## Begin Data shown
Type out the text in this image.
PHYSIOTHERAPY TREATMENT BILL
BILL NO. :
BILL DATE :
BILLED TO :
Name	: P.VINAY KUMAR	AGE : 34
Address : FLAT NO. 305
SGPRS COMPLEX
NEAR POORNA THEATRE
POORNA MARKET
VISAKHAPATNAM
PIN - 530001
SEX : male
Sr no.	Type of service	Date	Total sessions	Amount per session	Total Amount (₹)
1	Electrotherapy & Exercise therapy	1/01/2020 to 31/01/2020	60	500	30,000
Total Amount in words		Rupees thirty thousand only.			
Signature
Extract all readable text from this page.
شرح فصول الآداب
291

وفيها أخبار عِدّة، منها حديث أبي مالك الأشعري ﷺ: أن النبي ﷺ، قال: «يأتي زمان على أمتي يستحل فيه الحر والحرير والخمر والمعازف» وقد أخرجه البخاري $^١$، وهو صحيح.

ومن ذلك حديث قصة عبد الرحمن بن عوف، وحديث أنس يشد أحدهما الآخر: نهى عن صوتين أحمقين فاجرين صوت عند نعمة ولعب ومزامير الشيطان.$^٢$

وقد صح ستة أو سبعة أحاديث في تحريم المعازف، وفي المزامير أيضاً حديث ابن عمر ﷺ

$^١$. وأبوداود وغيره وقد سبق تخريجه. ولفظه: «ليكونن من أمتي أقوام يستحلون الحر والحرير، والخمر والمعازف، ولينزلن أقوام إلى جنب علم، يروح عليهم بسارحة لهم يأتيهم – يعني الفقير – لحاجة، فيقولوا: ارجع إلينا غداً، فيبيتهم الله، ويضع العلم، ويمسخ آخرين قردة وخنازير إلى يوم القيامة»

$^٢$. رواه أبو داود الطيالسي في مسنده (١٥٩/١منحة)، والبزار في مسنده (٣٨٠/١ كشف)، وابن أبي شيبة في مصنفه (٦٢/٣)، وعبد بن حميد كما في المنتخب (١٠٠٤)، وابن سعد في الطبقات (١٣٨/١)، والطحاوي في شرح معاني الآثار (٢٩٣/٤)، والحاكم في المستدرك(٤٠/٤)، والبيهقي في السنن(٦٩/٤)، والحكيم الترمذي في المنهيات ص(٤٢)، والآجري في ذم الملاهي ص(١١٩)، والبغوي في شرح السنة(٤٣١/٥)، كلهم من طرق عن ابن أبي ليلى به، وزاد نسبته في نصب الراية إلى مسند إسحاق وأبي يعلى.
## End Data shown
The problem:
Extract each line from the listing above, please, and repeat it exactly.

Complete answer:
Type out the text in this image.
PHYSIOTHERAPY TREATMENT BILL
BILL NO. :
BILL DATE :
BILLED TO :
Name	: P.VINAY KUMAR	AGE : 34
Address : FLAT NO. 305
SGPRS COMPLEX
NEAR POORNA THEATRE
POORNA MARKET
VISAKHAPATNAM
PIN - 530001
SEX : male
Sr no.	Type of service	Date	Total sessions	Amount per session	Total Amount (₹)
1	Electrotherapy & Exercise therapy	1/01/2020 to 31/01/2020	60	500	30,000
Total Amount in words		Rupees thirty thousand only.			
Signature
Extract all readable text from this page.
شرح فصول الآداب
291

وفيها أخبار عِدّة، منها حديث أبي مالك الأشعري ﷺ: أن النبي ﷺ، قال: «يأتي زمان على أمتي يستحل فيه الحر والحرير والخمر والمعازف» وقد أخرجه البخاري $^١$، وهو صحيح.

ومن ذلك حديث قصة عبد الرحمن بن عوف، وحديث أنس يشد أحدهما الآخر: نهى عن صوتين أحمقين فاجرين صوت عند نعمة ولعب ومزامير الشيطان.$^٢$

وقد صح ستة أو سبعة أحاديث في تحريم المعازف، وفي المزامير أيضاً حديث ابن عمر ﷺ

$^١$. وأبوداود وغيره وقد سبق تخريجه. ولفظه: «ليكونن من أمتي أقوام يستحلون الحر والحرير، والخمر والمعازف، ولينزلن أقوام إلى جنب علم، يروح عليهم بسارحة لهم يأتيهم – يعني الفقير – لحاجة، فيقولوا: ارجع إلينا غداً، فيبيتهم الله، ويضع العلم، ويمسخ آخرين قردة وخنازير إلى يوم القيامة»

$^٢$. رواه أبو داود الطيالسي في مسنده (١٥٩/١منحة)، والبزار في مسنده (٣٨٠/١ كشف)، وابن أبي شيبة في مصنفه (٦٢/٣)، وعبد بن حميد كما في المنتخب (١٠٠٤)، وابن سعد في الطبقات (١٣٨/١)، والطحاوي في شرح معاني الآثار (٢٩٣/٤)، والحاكم في المستدرك(٤٠/٤)، والبيهقي في السنن(٦٩/٤)، والحكيم الترمذي في المنهيات ص(٤٢)، والآجري في ذم الملاهي ص(١١٩)، والبغوي في شرح السنة(٤٣١/٥)، كلهم من طرق عن ابن أبي ليلى به، وزاد نسبته في نصب الراية إلى مسند إسحاق وأبي يعلى.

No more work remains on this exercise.